→ REQUEST
Print the data exactly, leaving nothing out.

╭──

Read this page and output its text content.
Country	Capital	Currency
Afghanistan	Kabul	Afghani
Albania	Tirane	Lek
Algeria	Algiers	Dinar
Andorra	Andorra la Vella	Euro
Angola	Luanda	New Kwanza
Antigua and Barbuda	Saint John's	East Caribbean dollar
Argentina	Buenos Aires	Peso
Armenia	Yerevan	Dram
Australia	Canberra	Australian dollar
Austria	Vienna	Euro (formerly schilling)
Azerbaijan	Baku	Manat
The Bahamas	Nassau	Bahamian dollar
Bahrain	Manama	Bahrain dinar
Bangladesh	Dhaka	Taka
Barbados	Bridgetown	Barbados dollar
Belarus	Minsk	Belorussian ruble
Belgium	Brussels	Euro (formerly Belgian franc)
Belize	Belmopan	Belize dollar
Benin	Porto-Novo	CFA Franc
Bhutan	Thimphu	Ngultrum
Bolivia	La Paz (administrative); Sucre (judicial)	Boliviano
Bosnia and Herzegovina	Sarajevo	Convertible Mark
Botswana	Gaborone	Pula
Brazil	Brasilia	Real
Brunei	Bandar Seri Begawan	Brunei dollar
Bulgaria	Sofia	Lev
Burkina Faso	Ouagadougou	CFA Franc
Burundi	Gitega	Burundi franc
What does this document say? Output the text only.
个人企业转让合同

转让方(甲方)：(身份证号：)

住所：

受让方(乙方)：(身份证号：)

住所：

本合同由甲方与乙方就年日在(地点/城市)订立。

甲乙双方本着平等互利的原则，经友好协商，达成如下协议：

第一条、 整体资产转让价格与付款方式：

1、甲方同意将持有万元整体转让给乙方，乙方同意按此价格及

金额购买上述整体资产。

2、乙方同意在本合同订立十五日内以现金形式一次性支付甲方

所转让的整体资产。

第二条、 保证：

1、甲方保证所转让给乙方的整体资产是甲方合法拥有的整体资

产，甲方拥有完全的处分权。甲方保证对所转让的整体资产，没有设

╰──

→ REPLY
Read this page and output its text content.
Country	Capital	Currency
Afghanistan	Kabul	Afghani
Albania	Tirane	Lek
Algeria	Algiers	Dinar
Andorra	Andorra la Vella	Euro
Angola	Luanda	New Kwanza
Antigua and Barbuda	Saint John's	East Caribbean dollar
Argentina	Buenos Aires	Peso
Armenia	Yerevan	Dram
Australia	Canberra	Australian dollar
Austria	Vienna	Euro (formerly schilling)
Azerbaijan	Baku	Manat
The Bahamas	Nassau	Bahamian dollar
Bahrain	Manama	Bahrain dinar
Bangladesh	Dhaka	Taka
Barbados	Bridgetown	Barbados dollar
Belarus	Minsk	Belorussian ruble
Belgium	Brussels	Euro (formerly Belgian franc)
Belize	Belmopan	Belize dollar
Benin	Porto-Novo	CFA Franc
Bhutan	Thimphu	Ngultrum
Bolivia	La Paz (administrative); Sucre (judicial)	Boliviano
Bosnia and Herzegovina	Sarajevo	Convertible Mark
Botswana	Gaborone	Pula
Brazil	Brasilia	Real
Brunei	Bandar Seri Begawan	Brunei dollar
Bulgaria	Sofia	Lev
Burkina Faso	Ouagadougou	CFA Franc
Burundi	Gitega	Burundi franc
What does this document say? Output the text only.
个人企业转让合同

转让方(甲方)：(身份证号：)

住所：

受让方(乙方)：(身份证号：)

住所：

本合同由甲方与乙方就年日在(地点/城市)订立。

甲乙双方本着平等互利的原则，经友好协商，达成如下协议：

第一条、 整体资产转让价格与付款方式：

1、甲方同意将持有万元整体转让给乙方，乙方同意按此价格及

金额购买上述整体资产。

2、乙方同意在本合同订立十五日内以现金形式一次性支付甲方

所转让的整体资产。

第二条、 保证：

1、甲方保证所转让给乙方的整体资产是甲方合法拥有的整体资

产，甲方拥有完全的处分权。甲方保证对所转让的整体资产，没有设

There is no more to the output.